Stated exercise.
Locate the string "were" in the listing below. Copy every line where it is found.

* BEGIN Data extract *

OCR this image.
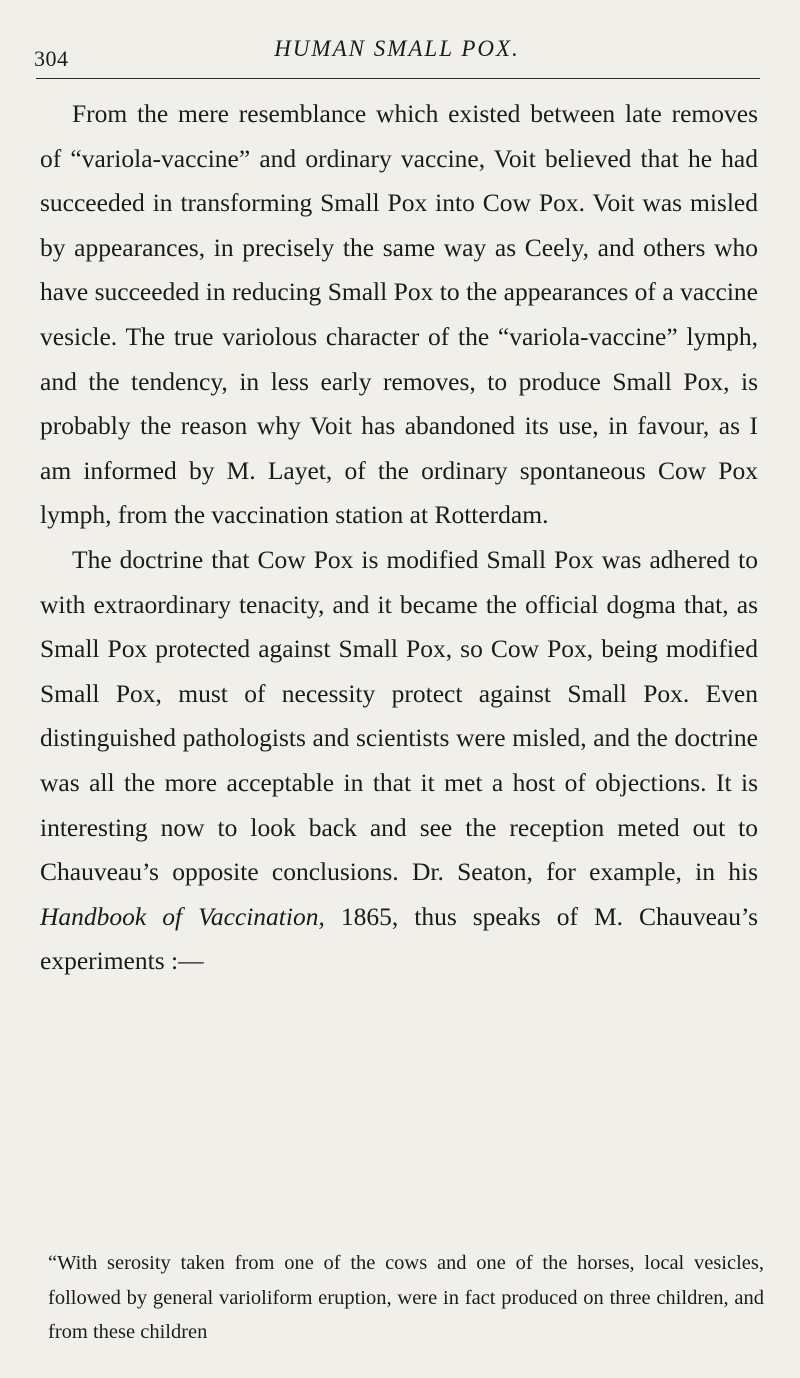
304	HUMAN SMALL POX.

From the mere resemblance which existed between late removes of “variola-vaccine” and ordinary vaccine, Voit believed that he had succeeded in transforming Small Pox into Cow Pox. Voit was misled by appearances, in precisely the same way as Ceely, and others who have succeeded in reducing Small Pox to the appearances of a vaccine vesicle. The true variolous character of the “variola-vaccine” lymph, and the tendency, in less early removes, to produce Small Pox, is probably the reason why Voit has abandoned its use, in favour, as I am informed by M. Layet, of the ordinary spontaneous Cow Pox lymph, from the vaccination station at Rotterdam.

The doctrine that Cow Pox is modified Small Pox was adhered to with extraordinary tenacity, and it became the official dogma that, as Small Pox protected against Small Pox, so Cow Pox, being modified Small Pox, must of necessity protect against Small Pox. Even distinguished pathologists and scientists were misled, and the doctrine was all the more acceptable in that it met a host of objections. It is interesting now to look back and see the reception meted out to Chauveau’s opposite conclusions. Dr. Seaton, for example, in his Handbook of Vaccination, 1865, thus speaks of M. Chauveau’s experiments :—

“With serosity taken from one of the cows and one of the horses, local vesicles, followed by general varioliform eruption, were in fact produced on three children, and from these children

* END Data extract *

Reply to the task.
The doctrine that Cow Pox is modified Small Pox was adhered to with extraordinary tenacity, and it became the official dogma that, as Small Pox protected against Small Pox, so Cow Pox, being modified Small Pox, must of necessity protect against Small Pox. Even distinguished pathologists and scientists were misled, and the doctrine was all the more acceptable in that it met a host of objections. It is interesting now to look back and see the reception meted out to Chauveau’s opposite conclusions. Dr. Seaton, for example, in his Handbook of Vaccination, 1865, thus speaks of M. Chauveau’s experiments :—
“With serosity taken from one of the cows and one of the horses, local vesicles, followed by general varioliform eruption, were in fact produced on three children, and from these children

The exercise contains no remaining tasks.